EXTRAIT CITÉ ->
Fille de : tel est le titre du livre dans lequel Carole Achache revenait, en 2011, sur la vie de sa propre mère, Monique Lange. Au tour de Mona Achache, elle aussi « fille de » (mais cette fois de Carole) de prolonger l’enquête familiale et de dresser, cette fois par l’entremise du montage, le portrait de sa défunte mère. En entremêlant des milliers de lettres et de photos, des carnets d’écriture, des enregistrements sonores et des agendas annotés, Little Girl Blue témoigne d’une porosité entre le documentaire et la fiction également au cœur de la composition de Marion Cotillard, qui rend vie, de manière retorse, à la figure de Carole. Si la densité des archives redonne du poids aux fantômes du passé, notamment lorsqu’elles se concentrent sur la mère de Mona, leur brassage est souvent interrompu par une coupe brutale opérant une bascule de la réalité à sa reconstitution. C’est d’ailleurs autour de cette règle que s’organise le système formel du film : montrer Carole pour ensuite la ressusciter en lui donnant un corps nouveau, celui de Marion Cotillard, dont le jeu est tout entier tendu vers cet horizon stanislavskien – il ne s’agit plus simplement de jouer, mais de devenir Carole. En témoigne cette scène autoréflexive dans laquelle sont exhibées les coulisses de la métamorphose : la cinéaste reçoit l’actrice dans son bureau pour lui confier les vêtements de sa mère (ainsi que ses bijoux et accessoires, son parfum, ses papiers d’identité, etc.). D’abord immobile le temps de cet « échange » à la fois verbal et matériel, la caméra opère ensuite un travelling circulaire qui fictionnalise l’espace documentaire : en glissant derrière la réalisatrice pour finalement venir rejoindre, de l’autre côté du bureau, l’actrice en pleine mutation, elle enregistre la conversion du réel en son simulacre.

CONSIGNE ->
Répondez aux questions suivantes à partir de l'extrait sur le film Little Girl Blue.
(a) En quelle année Carole Achache revenait-elle sur la vie de Monique Lange dans le livre Fille de ?
(b) Quelle actrice redonne vie à la figure de Carole ?
(c) Quel mouvement de caméra suit le plan d'abord immobile dans la scène du bureau ?
Les données qui suivent sont sans rapport avec l'extrait.

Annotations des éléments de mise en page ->
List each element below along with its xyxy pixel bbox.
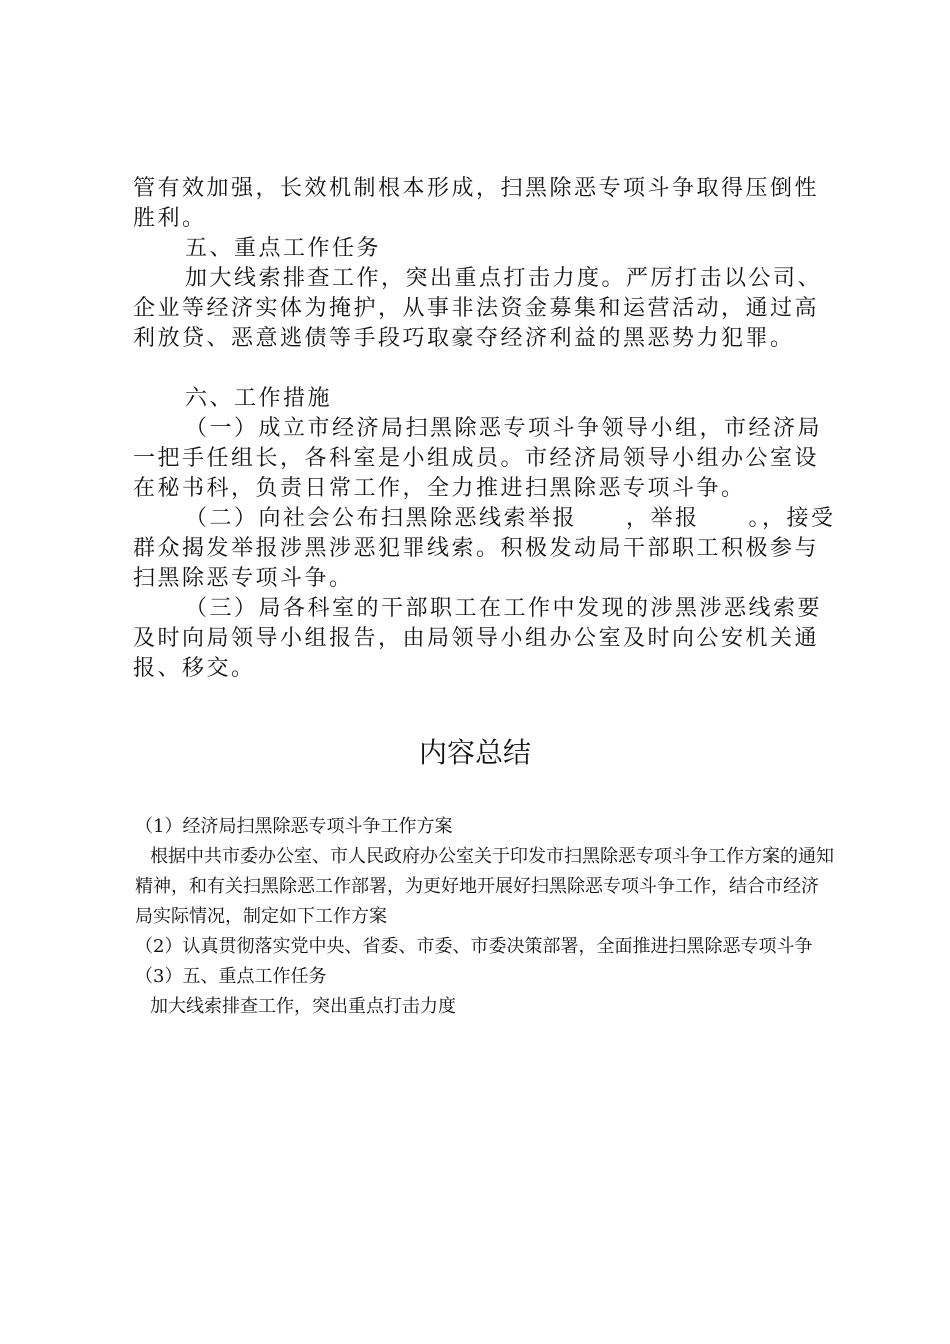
summary-item-3-body: 加大线索排查工作，突出重点打击力度 [150, 996, 456, 1017]
paragraph-continuation: 管有效加强，长效机制根本形成，扫黑除恶专项斗争取得压倒性胜利。 [133, 176, 820, 231]
summary-item-3-heading: （3）五、重点工作任务 [135, 966, 327, 987]
section-heading-5: 五、重点工作任务 [185, 236, 382, 261]
paragraph-gap [133, 354, 838, 384]
summary-item-2: （2）认真贯彻落实党中央、省委、市委、市委决策部署，全面推进扫黑除恶专项斗争 [135, 936, 813, 957]
summary-item-1-body: 根据中共市委办公室、市人民政府办公室关于印发市扫黑除恶专项斗争工作方案的通知精神，和有关扫黑除恶工作部署，为更好地开展好扫黑除恶专项斗争工作，结合市经济局实际情况，制定如下工作方案 [135, 846, 834, 927]
summary-title: 内容总结 [418, 736, 531, 769]
summary-section [135, 812, 835, 1022]
measure-item-1: （一）成立市经济局扫黑除恶专项斗争领导小组，市经济局一把手任组长，各科室是小组成员。市经济局领导小组办公室设在秘书科，负责日常工作，全力推进扫黑除恶专项斗争。 [133, 416, 823, 501]
measure-item-3: （三）局各科室的干部职工在工作中发现的涉黑涉恶线索要及时向局领导小组报告，由局领导小组办公室及时向公安机关通报、移交。 [133, 596, 823, 681]
paragraph-key-tasks: 加大线索排查工作，突出重点打击力度。严厉打击以公司、企业等经济实体为掩护，从事非法资金募集和运营活动，通过高利放贷、恶意逃债等手段巧取豪夺经济利益的黑恶势力犯罪。 [133, 266, 823, 351]
summary-item-1-heading: （1）经济局扫黑除恶专项斗争工作方案 [135, 816, 453, 837]
measure-item-2: （二）向社会公布扫黑除恶线索举报 ，举报 。，接受群众揭发举报涉黑涉恶犯罪线索。积极发动局干部职工积极参与扫黑除恶专项斗争。 [133, 506, 836, 591]
section-heading-6: 六、工作措施 [185, 386, 333, 411]
document-body [133, 174, 838, 684]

CORRIGÉ ->
(a) En 2011.
(b) Marion Cotillard.
(c) Un travelling circulaire.